Written exercise
Return every record exactly as written.

Supplied information

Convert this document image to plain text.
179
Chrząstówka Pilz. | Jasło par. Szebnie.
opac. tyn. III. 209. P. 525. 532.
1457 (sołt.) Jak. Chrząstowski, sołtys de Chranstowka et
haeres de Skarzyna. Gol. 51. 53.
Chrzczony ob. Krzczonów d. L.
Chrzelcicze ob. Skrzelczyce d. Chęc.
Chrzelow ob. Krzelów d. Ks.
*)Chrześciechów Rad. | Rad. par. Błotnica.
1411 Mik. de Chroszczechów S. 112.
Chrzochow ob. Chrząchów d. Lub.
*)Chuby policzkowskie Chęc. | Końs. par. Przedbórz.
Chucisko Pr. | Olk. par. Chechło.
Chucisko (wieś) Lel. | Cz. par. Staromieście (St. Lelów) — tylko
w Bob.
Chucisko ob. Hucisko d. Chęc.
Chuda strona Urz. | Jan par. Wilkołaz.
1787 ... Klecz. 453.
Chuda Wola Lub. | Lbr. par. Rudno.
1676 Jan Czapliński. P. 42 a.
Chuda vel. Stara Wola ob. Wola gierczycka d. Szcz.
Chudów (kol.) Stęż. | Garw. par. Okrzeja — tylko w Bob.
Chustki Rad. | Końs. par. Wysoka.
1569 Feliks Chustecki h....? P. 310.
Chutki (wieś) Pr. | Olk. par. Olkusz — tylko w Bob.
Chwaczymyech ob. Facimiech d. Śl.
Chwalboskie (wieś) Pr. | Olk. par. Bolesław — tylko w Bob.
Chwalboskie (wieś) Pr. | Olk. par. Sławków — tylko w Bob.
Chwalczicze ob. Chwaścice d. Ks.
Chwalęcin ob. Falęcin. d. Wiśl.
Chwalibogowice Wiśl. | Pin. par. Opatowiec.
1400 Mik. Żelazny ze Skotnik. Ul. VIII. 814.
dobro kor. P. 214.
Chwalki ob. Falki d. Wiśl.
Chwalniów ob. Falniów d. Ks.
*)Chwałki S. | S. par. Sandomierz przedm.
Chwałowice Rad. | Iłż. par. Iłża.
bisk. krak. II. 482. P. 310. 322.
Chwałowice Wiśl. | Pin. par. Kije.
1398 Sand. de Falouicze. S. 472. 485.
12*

Solution to this exercise
Convert this document image to plain text.
179
Chrząstówka Pilz. | Jasło par. Szebnie.
opac. tyn. III. 209. P. 525. 532.
1457 (sołt.) Jak. Chrząstowski, sołtys de Chranstowka et
haeres de Skarzyna. Gol. 51. 53.
Chrzczony ob. Krzczonów d. L.
Chrzelcicze ob. Skrzelczyce d. Chęc.
Chrzelow ob. Krzelów d. Ks.
*)Chrześciechów Rad. | Rad. par. Błotnica.
1411 Mik. de Chroszczechów S. 112.
Chrzochow ob. Chrząchów d. Lub.
*)Chuby policzkowskie Chęc. | Końs. par. Przedbórz.
Chucisko Pr. | Olk. par. Chechło.
Chucisko (wieś) Lel. | Cz. par. Staromieście (St. Lelów) — tylko
w Bob.
Chucisko ob. Hucisko d. Chęc.
Chuda strona Urz. | Jan par. Wilkołaz.
1787 ... Klecz. 453.
Chuda Wola Lub. | Lbr. par. Rudno.
1676 Jan Czapliński. P. 42 a.
Chuda vel. Stara Wola ob. Wola gierczycka d. Szcz.
Chudów (kol.) Stęż. | Garw. par. Okrzeja — tylko w Bob.
Chustki Rad. | Końs. par. Wysoka.
1569 Feliks Chustecki h....? P. 310.
Chutki (wieś) Pr. | Olk. par. Olkusz — tylko w Bob.
Chwaczymyech ob. Facimiech d. Śl.
Chwalboskie (wieś) Pr. | Olk. par. Bolesław — tylko w Bob.
Chwalboskie (wieś) Pr. | Olk. par. Sławków — tylko w Bob.
Chwalczicze ob. Chwaścice d. Ks.
Chwalęcin ob. Falęcin. d. Wiśl.
Chwalibogowice Wiśl. | Pin. par. Opatowiec.
1400 Mik. Żelazny ze Skotnik. Ul. VIII. 814.
dobro kor. P. 214.
Chwalki ob. Falki d. Wiśl.
Chwalniów ob. Falniów d. Ks.
*)Chwałki S. | S. par. Sandomierz przedm.
Chwałowice Rad. | Iłż. par. Iłża.
bisk. krak. II. 482. P. 310. 322.
Chwałowice Wiśl. | Pin. par. Kije.
1398 Sand. de Falouicze. S. 472. 485.
12*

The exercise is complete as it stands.